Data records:
┌──
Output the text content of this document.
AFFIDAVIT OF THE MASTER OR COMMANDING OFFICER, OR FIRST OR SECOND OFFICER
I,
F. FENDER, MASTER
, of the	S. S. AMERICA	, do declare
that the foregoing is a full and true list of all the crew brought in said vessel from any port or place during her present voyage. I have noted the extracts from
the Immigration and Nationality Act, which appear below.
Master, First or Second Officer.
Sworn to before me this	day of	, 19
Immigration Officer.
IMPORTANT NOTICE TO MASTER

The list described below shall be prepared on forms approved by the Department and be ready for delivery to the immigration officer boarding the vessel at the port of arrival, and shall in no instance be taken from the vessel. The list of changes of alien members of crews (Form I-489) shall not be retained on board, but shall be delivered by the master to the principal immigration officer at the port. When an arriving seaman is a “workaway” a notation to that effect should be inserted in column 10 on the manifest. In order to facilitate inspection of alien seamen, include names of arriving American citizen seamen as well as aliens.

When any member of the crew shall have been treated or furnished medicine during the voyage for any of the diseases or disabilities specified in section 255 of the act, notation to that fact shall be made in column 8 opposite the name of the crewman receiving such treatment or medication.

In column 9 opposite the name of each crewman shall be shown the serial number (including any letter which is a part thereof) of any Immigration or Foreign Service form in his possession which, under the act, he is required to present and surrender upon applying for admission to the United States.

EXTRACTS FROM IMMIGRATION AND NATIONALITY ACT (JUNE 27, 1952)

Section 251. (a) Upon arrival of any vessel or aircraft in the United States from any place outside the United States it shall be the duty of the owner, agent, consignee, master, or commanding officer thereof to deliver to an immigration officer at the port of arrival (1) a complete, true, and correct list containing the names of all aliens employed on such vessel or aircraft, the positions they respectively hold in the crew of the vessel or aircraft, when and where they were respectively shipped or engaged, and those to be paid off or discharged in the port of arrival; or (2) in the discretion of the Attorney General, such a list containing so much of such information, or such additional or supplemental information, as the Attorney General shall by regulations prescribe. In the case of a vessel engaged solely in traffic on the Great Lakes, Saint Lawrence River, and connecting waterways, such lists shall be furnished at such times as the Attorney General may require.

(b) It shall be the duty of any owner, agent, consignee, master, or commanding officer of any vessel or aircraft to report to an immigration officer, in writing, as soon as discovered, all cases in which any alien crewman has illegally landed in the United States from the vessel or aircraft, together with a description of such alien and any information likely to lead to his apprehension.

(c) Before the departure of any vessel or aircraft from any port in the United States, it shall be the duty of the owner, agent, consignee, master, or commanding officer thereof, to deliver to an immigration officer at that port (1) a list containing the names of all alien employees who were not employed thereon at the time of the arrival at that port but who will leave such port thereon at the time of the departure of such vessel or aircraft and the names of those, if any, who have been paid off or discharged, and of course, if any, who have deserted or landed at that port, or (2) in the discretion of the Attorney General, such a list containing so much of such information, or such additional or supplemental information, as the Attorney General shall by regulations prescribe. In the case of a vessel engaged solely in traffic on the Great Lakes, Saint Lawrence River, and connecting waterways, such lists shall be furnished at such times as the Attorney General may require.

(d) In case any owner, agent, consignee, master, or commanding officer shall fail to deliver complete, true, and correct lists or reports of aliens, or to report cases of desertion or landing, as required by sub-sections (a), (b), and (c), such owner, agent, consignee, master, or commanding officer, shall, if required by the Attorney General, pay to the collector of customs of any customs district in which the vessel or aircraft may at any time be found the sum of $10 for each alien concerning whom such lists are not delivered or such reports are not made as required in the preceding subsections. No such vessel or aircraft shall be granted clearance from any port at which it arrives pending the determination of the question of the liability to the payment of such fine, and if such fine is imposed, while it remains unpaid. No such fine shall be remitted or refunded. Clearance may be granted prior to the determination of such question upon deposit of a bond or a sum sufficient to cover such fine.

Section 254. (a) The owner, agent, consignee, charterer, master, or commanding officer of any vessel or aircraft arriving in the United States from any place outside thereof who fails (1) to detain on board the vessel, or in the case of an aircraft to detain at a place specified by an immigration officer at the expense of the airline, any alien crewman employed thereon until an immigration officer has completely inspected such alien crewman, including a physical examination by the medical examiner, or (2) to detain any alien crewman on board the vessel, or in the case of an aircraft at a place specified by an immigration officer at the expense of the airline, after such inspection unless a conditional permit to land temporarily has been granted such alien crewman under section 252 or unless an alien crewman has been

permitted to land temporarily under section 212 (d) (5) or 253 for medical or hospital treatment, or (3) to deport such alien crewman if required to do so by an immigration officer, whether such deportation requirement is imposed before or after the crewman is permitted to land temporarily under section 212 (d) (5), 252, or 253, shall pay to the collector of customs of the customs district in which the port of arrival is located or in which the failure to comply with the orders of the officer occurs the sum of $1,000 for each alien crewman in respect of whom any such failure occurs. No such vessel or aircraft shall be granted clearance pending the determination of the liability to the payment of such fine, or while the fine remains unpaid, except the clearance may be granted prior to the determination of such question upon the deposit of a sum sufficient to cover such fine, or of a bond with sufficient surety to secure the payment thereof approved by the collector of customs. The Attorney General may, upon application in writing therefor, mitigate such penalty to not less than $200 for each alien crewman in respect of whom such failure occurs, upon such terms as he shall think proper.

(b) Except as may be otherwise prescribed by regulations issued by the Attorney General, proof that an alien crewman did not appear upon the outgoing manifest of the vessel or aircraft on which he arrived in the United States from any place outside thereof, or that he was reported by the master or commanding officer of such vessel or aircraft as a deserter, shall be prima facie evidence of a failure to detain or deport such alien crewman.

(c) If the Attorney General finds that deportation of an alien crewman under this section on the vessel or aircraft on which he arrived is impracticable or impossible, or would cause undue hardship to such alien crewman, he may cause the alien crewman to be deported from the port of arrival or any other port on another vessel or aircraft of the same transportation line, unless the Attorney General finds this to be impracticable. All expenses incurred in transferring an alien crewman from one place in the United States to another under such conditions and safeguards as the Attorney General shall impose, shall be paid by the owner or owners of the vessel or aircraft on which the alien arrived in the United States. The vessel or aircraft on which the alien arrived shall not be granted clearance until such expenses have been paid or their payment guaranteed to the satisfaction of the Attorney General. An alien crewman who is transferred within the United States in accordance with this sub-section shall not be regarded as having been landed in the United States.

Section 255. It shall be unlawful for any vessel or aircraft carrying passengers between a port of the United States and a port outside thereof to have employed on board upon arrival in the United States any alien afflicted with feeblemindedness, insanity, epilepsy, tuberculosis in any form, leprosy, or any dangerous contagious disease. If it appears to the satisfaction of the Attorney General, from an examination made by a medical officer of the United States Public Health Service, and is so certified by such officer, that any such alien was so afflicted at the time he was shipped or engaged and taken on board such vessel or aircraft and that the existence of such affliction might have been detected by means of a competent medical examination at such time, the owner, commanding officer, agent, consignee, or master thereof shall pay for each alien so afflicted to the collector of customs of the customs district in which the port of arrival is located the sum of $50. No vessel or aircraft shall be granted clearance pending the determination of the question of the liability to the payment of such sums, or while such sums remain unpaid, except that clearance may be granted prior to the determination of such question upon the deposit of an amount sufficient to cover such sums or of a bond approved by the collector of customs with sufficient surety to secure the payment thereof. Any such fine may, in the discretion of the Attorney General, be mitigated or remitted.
└──
Instructions for the task: Report all lines of the material that contain the word "voyage".

Solution to this problem:
that the foregoing is a full and true list of all the crew brought in said vessel from any port or place during her present voyage. I have noted the extracts from
When any member of the crew shall have been treated or furnished medicine during the voyage for any of the diseases or disabilities specified in section 255 of the act, notation to that fact shall be made in column 8 opposite the name of the crewman receiving such treatment or medication.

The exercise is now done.